BEGIN TASK INPUT

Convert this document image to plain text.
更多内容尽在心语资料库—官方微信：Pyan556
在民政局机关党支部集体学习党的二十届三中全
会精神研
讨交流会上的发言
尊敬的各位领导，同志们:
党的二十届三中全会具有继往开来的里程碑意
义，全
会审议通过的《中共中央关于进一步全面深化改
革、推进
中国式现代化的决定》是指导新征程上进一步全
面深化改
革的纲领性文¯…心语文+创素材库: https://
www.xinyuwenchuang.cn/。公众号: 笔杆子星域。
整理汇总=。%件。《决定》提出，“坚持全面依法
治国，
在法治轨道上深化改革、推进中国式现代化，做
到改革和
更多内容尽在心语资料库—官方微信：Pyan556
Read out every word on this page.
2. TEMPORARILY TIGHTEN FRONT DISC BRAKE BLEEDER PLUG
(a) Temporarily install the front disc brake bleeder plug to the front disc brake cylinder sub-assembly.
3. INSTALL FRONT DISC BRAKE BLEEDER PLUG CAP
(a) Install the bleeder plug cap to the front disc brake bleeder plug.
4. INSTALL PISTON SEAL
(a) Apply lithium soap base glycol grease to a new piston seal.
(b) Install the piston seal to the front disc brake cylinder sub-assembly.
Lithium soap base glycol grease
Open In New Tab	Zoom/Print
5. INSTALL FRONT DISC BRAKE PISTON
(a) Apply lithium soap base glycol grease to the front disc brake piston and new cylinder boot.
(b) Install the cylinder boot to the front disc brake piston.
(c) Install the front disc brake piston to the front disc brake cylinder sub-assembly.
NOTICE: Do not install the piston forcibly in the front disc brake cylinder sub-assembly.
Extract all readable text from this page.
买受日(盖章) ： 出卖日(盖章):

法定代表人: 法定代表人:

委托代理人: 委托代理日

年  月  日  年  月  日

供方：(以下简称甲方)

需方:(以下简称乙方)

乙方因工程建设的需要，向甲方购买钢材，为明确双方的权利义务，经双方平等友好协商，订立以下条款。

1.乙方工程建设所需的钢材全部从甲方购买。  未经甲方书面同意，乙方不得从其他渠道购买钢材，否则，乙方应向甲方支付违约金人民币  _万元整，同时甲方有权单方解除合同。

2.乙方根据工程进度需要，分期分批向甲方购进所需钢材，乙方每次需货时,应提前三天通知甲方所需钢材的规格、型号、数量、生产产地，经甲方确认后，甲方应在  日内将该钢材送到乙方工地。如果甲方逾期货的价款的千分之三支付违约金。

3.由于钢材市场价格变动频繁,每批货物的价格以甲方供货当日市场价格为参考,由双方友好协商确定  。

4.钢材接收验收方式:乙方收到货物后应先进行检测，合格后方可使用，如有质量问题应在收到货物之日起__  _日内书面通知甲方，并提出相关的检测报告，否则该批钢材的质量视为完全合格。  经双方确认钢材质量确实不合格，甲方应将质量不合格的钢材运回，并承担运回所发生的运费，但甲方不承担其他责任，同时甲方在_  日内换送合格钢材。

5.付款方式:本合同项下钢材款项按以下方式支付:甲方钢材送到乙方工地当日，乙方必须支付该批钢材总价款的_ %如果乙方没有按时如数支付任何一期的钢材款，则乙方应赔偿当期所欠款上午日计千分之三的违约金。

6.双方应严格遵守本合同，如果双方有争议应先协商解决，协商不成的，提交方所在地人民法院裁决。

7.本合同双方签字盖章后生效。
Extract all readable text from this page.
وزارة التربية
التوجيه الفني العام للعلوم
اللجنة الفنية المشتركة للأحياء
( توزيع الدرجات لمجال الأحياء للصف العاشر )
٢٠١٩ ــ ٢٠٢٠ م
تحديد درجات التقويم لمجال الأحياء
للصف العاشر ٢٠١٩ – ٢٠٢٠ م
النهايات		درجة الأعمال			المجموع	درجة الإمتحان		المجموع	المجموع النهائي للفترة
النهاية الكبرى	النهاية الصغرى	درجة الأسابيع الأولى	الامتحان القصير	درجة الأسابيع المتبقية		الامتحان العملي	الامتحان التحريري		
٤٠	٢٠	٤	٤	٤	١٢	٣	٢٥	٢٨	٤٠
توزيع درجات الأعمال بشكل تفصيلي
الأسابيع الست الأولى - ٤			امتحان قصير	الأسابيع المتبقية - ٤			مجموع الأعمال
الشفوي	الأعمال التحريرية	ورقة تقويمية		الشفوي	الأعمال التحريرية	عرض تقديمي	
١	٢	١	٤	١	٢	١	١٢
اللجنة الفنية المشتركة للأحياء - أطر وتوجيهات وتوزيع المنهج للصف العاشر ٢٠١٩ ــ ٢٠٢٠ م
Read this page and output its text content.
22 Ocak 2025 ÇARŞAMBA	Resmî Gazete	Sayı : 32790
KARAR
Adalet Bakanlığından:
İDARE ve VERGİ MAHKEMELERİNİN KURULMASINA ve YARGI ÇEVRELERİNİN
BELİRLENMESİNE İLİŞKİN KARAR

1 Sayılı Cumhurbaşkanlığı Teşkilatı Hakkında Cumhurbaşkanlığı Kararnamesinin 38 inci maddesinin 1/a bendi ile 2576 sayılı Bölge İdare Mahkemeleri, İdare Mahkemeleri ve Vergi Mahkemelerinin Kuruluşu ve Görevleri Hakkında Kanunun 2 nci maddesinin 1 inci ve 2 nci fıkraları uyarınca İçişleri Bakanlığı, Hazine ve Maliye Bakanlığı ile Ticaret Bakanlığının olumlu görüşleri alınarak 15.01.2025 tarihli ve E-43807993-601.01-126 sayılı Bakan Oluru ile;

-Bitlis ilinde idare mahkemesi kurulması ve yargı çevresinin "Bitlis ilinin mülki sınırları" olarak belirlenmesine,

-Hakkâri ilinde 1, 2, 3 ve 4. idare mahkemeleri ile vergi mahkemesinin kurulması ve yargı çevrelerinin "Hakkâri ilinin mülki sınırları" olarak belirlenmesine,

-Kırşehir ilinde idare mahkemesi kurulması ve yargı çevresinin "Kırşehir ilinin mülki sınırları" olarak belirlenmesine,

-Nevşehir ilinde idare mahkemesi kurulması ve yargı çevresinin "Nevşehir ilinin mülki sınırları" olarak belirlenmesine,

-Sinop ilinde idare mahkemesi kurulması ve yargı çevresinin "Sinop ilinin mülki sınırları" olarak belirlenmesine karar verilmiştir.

END TASK INPUT

**PROBLEM STATEMENT**. Write every line of the material above again, exactly.

**WORKED SOLUTION**.
Convert this document image to plain text.
更多内容尽在心语资料库—官方微信：Pyan556
在民政局机关党支部集体学习党的二十届三中全
会精神研
讨交流会上的发言
尊敬的各位领导，同志们:
党的二十届三中全会具有继往开来的里程碑意
义，全
会审议通过的《中共中央关于进一步全面深化改
革、推进
中国式现代化的决定》是指导新征程上进一步全
面深化改
革的纲领性文¯…心语文+创素材库: https://
www.xinyuwenchuang.cn/。公众号: 笔杆子星域。
整理汇总=。%件。《决定》提出，“坚持全面依法
治国，
在法治轨道上深化改革、推进中国式现代化，做
到改革和
更多内容尽在心语资料库—官方微信：Pyan556
Read out every word on this page.
2. TEMPORARILY TIGHTEN FRONT DISC BRAKE BLEEDER PLUG
(a) Temporarily install the front disc brake bleeder plug to the front disc brake cylinder sub-assembly.
3. INSTALL FRONT DISC BRAKE BLEEDER PLUG CAP
(a) Install the bleeder plug cap to the front disc brake bleeder plug.
4. INSTALL PISTON SEAL
(a) Apply lithium soap base glycol grease to a new piston seal.
(b) Install the piston seal to the front disc brake cylinder sub-assembly.
Lithium soap base glycol grease
Open In New Tab	Zoom/Print
5. INSTALL FRONT DISC BRAKE PISTON
(a) Apply lithium soap base glycol grease to the front disc brake piston and new cylinder boot.
(b) Install the cylinder boot to the front disc brake piston.
(c) Install the front disc brake piston to the front disc brake cylinder sub-assembly.
NOTICE: Do not install the piston forcibly in the front disc brake cylinder sub-assembly.
Extract all readable text from this page.
买受日(盖章) ： 出卖日(盖章):

法定代表人: 法定代表人:

委托代理人: 委托代理日

年  月  日  年  月  日

供方：(以下简称甲方)

需方:(以下简称乙方)

乙方因工程建设的需要，向甲方购买钢材，为明确双方的权利义务，经双方平等友好协商，订立以下条款。

1.乙方工程建设所需的钢材全部从甲方购买。  未经甲方书面同意，乙方不得从其他渠道购买钢材，否则，乙方应向甲方支付违约金人民币  _万元整，同时甲方有权单方解除合同。

2.乙方根据工程进度需要，分期分批向甲方购进所需钢材，乙方每次需货时,应提前三天通知甲方所需钢材的规格、型号、数量、生产产地，经甲方确认后，甲方应在  日内将该钢材送到乙方工地。如果甲方逾期货的价款的千分之三支付违约金。

3.由于钢材市场价格变动频繁,每批货物的价格以甲方供货当日市场价格为参考,由双方友好协商确定  。

4.钢材接收验收方式:乙方收到货物后应先进行检测，合格后方可使用，如有质量问题应在收到货物之日起__  _日内书面通知甲方，并提出相关的检测报告，否则该批钢材的质量视为完全合格。  经双方确认钢材质量确实不合格，甲方应将质量不合格的钢材运回，并承担运回所发生的运费，但甲方不承担其他责任，同时甲方在_  日内换送合格钢材。

5.付款方式:本合同项下钢材款项按以下方式支付:甲方钢材送到乙方工地当日，乙方必须支付该批钢材总价款的_ %如果乙方没有按时如数支付任何一期的钢材款，则乙方应赔偿当期所欠款上午日计千分之三的违约金。

6.双方应严格遵守本合同，如果双方有争议应先协商解决，协商不成的，提交方所在地人民法院裁决。

7.本合同双方签字盖章后生效。
Extract all readable text from this page.
وزارة التربية
التوجيه الفني العام للعلوم
اللجنة الفنية المشتركة للأحياء
( توزيع الدرجات لمجال الأحياء للصف العاشر )
٢٠١٩ ــ ٢٠٢٠ م
تحديد درجات التقويم لمجال الأحياء
للصف العاشر ٢٠١٩ – ٢٠٢٠ م
النهايات		درجة الأعمال			المجموع	درجة الإمتحان		المجموع	المجموع النهائي للفترة
النهاية الكبرى	النهاية الصغرى	درجة الأسابيع الأولى	الامتحان القصير	درجة الأسابيع المتبقية		الامتحان العملي	الامتحان التحريري		
٤٠	٢٠	٤	٤	٤	١٢	٣	٢٥	٢٨	٤٠
توزيع درجات الأعمال بشكل تفصيلي
الأسابيع الست الأولى - ٤			امتحان قصير	الأسابيع المتبقية - ٤			مجموع الأعمال
الشفوي	الأعمال التحريرية	ورقة تقويمية		الشفوي	الأعمال التحريرية	عرض تقديمي	
١	٢	١	٤	١	٢	١	١٢
اللجنة الفنية المشتركة للأحياء - أطر وتوجيهات وتوزيع المنهج للصف العاشر ٢٠١٩ ــ ٢٠٢٠ م
Read this page and output its text content.
22 Ocak 2025 ÇARŞAMBA	Resmî Gazete	Sayı : 32790
KARAR
Adalet Bakanlığından:
İDARE ve VERGİ MAHKEMELERİNİN KURULMASINA ve YARGI ÇEVRELERİNİN
BELİRLENMESİNE İLİŞKİN KARAR

1 Sayılı Cumhurbaşkanlığı Teşkilatı Hakkında Cumhurbaşkanlığı Kararnamesinin 38 inci maddesinin 1/a bendi ile 2576 sayılı Bölge İdare Mahkemeleri, İdare Mahkemeleri ve Vergi Mahkemelerinin Kuruluşu ve Görevleri Hakkında Kanunun 2 nci maddesinin 1 inci ve 2 nci fıkraları uyarınca İçişleri Bakanlığı, Hazine ve Maliye Bakanlığı ile Ticaret Bakanlığının olumlu görüşleri alınarak 15.01.2025 tarihli ve E-43807993-601.01-126 sayılı Bakan Oluru ile;

-Bitlis ilinde idare mahkemesi kurulması ve yargı çevresinin "Bitlis ilinin mülki sınırları" olarak belirlenmesine,

-Hakkâri ilinde 1, 2, 3 ve 4. idare mahkemeleri ile vergi mahkemesinin kurulması ve yargı çevrelerinin "Hakkâri ilinin mülki sınırları" olarak belirlenmesine,

-Kırşehir ilinde idare mahkemesi kurulması ve yargı çevresinin "Kırşehir ilinin mülki sınırları" olarak belirlenmesine,

-Nevşehir ilinde idare mahkemesi kurulması ve yargı çevresinin "Nevşehir ilinin mülki sınırları" olarak belirlenmesine,

-Sinop ilinde idare mahkemesi kurulması ve yargı çevresinin "Sinop ilinin mülki sınırları" olarak belirlenmesine karar verilmiştir.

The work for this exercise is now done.